▸ RECORD LIST:
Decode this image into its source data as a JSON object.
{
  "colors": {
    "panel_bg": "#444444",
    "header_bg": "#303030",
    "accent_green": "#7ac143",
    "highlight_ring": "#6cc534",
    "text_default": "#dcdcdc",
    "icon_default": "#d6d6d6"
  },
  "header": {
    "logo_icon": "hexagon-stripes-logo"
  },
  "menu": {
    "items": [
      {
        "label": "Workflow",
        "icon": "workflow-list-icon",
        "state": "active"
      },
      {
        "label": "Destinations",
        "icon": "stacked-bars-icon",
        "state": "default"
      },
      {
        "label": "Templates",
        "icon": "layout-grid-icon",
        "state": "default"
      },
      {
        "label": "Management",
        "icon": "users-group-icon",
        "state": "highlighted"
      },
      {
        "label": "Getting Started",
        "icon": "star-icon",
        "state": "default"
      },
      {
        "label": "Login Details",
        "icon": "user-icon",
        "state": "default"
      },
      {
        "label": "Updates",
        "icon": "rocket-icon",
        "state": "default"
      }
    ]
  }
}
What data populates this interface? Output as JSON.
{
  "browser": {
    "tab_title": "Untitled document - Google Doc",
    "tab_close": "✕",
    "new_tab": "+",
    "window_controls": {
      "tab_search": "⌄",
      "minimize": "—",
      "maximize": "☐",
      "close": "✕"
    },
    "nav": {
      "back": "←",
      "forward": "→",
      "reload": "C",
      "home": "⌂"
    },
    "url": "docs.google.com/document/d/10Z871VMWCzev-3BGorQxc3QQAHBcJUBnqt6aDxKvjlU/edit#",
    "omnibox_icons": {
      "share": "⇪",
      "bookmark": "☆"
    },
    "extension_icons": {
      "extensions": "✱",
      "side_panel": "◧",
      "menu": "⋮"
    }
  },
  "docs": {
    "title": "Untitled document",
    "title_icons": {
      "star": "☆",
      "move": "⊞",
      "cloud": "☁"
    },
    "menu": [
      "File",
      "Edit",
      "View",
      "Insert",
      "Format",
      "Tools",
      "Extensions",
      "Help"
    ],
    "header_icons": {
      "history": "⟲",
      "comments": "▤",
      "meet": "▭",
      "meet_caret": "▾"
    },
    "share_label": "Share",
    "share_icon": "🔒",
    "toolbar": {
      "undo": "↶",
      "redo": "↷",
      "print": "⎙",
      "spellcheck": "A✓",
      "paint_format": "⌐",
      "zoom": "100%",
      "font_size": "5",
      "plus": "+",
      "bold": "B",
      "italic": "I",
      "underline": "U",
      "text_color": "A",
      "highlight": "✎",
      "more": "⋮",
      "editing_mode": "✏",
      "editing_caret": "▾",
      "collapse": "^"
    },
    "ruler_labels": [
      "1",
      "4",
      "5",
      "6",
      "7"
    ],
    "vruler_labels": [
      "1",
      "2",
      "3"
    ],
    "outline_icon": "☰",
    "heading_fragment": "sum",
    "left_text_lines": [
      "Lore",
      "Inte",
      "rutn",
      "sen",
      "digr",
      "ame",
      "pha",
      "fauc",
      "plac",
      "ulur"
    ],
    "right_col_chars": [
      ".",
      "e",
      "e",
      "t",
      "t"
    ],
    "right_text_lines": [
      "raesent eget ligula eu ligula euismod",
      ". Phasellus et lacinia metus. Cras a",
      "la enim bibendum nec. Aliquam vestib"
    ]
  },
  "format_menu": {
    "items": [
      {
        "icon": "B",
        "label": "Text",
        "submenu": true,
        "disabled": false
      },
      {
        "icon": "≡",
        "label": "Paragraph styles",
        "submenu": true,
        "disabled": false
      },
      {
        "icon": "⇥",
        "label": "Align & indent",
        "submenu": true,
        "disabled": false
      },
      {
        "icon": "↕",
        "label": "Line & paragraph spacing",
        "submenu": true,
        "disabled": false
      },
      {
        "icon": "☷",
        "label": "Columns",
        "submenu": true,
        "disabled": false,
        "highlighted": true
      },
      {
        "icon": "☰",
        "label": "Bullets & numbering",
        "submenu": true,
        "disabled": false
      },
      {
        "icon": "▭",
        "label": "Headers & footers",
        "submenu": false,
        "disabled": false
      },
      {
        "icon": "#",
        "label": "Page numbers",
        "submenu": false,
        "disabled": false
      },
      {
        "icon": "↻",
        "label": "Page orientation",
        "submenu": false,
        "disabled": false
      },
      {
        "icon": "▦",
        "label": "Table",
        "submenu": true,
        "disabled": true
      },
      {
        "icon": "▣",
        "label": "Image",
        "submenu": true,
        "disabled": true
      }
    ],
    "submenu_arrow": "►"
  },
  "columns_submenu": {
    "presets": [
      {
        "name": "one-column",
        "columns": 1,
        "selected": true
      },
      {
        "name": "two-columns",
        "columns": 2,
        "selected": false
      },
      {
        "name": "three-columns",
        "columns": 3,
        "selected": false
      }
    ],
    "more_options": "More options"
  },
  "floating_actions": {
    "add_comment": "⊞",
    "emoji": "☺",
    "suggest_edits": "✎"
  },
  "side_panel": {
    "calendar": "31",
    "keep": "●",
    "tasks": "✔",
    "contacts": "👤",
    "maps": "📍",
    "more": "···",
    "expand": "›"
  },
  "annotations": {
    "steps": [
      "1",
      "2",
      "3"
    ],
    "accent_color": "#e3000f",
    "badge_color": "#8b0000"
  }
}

▸ EXERCISE DETAILS:
Search the entries for the string "Untitled" and collect each line that has it.

▸ OUTPUT BELOW:
    "tab_title": "Untitled document - Google Doc",
    "title": "Untitled document",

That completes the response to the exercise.